Records from a data source:
>> start

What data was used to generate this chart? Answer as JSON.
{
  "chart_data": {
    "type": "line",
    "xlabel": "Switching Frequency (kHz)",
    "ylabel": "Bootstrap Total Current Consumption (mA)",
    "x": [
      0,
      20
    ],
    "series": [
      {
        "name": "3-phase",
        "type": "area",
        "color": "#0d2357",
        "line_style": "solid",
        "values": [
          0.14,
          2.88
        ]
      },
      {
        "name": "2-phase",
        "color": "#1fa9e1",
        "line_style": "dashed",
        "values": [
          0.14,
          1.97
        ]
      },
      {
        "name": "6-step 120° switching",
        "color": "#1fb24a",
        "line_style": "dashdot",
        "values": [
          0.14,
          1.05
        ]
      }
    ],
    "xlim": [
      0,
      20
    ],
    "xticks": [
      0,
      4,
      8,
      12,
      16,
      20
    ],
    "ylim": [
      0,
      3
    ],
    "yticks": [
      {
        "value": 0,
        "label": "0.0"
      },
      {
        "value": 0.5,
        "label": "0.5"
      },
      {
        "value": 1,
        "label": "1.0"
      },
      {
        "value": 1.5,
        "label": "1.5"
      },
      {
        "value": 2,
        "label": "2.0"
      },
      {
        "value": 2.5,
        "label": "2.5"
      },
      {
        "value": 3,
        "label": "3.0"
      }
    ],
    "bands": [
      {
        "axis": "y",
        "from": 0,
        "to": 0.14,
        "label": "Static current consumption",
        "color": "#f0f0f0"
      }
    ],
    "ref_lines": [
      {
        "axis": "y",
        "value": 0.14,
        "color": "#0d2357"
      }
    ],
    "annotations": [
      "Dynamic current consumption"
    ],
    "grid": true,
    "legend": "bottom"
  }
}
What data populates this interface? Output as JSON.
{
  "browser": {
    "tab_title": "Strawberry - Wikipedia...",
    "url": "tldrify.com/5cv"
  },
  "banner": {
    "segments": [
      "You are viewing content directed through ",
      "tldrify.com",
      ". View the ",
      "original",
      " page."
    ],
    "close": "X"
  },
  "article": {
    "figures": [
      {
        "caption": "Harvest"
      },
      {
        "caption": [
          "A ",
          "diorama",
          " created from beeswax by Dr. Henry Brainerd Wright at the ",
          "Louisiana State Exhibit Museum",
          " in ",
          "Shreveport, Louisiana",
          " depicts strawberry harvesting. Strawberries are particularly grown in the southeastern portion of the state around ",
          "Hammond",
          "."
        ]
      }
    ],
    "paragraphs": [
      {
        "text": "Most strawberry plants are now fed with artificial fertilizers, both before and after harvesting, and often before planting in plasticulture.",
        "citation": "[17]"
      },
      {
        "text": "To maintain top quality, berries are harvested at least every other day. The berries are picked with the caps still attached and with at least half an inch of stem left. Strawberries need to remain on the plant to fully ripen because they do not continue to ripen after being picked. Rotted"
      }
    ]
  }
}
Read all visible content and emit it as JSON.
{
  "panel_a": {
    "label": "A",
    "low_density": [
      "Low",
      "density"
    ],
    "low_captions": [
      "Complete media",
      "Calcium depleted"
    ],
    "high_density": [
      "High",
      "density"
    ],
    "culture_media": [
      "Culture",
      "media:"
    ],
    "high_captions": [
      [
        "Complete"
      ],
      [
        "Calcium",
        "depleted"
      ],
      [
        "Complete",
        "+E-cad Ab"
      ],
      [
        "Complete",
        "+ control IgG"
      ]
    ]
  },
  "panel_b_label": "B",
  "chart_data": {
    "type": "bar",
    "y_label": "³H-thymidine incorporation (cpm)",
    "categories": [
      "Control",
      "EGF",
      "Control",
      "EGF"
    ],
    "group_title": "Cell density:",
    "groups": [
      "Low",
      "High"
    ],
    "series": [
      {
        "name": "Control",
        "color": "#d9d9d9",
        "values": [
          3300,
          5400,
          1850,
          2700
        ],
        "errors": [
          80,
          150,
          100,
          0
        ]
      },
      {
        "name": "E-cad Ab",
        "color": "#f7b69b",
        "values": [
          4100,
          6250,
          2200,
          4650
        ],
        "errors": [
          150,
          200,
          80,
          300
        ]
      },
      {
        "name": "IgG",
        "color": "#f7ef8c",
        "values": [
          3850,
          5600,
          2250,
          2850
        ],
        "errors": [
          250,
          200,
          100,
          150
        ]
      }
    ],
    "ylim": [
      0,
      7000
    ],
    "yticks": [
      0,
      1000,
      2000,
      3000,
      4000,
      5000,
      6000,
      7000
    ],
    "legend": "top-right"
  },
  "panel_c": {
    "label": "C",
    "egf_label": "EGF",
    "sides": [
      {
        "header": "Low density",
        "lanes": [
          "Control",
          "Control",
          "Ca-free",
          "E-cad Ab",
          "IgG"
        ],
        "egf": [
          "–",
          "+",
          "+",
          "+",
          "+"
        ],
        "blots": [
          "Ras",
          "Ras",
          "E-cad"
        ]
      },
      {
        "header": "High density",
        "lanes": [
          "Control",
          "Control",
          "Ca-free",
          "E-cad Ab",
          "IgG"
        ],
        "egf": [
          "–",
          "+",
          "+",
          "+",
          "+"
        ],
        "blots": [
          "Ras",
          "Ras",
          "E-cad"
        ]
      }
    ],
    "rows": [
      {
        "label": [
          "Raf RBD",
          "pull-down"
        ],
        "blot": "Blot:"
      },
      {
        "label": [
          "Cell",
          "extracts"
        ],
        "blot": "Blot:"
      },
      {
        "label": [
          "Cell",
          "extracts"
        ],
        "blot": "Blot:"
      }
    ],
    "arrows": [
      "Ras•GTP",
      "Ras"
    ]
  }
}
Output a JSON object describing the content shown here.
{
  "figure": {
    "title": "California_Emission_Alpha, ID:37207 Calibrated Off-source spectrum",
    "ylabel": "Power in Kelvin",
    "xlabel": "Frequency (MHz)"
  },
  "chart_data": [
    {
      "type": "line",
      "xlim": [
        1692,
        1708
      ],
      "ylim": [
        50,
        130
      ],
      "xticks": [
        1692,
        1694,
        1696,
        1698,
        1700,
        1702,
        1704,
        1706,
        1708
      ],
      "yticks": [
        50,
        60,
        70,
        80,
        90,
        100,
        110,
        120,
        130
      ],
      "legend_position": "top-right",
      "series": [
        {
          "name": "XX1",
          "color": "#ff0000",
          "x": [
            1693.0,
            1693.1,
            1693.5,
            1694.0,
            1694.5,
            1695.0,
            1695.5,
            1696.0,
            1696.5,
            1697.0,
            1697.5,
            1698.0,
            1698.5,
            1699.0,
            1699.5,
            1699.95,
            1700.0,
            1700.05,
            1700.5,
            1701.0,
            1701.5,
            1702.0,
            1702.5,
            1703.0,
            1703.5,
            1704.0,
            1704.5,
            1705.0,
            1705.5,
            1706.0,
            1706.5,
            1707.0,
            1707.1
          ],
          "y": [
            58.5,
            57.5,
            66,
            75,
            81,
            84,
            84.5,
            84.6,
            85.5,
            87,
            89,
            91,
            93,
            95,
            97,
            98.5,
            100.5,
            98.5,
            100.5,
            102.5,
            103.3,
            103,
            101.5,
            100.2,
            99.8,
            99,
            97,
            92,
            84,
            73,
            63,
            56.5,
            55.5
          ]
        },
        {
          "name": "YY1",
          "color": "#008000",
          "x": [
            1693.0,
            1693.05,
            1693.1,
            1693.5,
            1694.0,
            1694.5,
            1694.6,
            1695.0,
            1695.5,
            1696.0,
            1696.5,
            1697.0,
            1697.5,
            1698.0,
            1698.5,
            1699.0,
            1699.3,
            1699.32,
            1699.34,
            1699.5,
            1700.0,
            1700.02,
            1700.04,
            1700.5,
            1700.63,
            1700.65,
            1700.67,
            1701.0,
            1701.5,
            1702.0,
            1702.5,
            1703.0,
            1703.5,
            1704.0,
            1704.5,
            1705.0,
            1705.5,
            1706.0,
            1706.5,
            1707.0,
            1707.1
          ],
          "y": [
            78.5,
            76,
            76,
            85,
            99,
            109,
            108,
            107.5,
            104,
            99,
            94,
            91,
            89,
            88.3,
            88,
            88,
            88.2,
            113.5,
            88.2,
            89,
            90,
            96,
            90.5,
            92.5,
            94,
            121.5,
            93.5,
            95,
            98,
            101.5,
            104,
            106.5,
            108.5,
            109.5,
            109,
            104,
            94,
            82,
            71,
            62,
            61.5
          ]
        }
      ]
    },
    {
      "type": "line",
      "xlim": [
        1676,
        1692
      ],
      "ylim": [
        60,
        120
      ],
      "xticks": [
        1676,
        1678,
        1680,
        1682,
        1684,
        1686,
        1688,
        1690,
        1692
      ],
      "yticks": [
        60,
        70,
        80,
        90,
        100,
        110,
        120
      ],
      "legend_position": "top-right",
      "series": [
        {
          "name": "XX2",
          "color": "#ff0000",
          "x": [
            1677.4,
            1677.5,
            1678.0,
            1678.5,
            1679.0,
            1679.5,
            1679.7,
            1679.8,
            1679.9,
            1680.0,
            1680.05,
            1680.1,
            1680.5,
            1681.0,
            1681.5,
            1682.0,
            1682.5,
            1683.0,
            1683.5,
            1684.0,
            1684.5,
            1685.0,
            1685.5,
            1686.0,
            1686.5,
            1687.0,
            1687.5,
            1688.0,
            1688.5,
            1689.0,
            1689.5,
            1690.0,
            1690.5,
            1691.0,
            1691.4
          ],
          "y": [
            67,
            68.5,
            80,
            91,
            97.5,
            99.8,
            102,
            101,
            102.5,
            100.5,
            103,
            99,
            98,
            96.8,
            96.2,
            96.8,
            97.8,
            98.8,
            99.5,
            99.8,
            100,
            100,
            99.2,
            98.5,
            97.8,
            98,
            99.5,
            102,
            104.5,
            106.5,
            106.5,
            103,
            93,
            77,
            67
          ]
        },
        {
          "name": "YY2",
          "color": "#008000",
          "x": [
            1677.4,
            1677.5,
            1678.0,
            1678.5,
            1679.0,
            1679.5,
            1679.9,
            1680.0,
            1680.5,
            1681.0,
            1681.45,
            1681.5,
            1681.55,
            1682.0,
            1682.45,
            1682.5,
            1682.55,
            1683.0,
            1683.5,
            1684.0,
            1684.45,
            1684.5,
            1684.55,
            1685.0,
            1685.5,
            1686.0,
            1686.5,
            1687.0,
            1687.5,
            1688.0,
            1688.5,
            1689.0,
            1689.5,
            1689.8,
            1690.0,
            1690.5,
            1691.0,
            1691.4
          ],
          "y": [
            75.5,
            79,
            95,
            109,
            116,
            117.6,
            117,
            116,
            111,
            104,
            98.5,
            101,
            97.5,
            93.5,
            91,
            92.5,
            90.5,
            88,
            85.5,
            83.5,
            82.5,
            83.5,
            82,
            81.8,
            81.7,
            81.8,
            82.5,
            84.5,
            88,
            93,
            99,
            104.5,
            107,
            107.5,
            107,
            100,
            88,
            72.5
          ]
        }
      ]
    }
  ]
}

>> end

**GIVEN TASK:** Wherever the word "Frequency" occurs in a line of the listing, copy that line.

**SOLUTION FOR THIS TASK:**
    "xlabel": "Switching Frequency (kHz)",
    "xlabel": "Frequency (MHz)"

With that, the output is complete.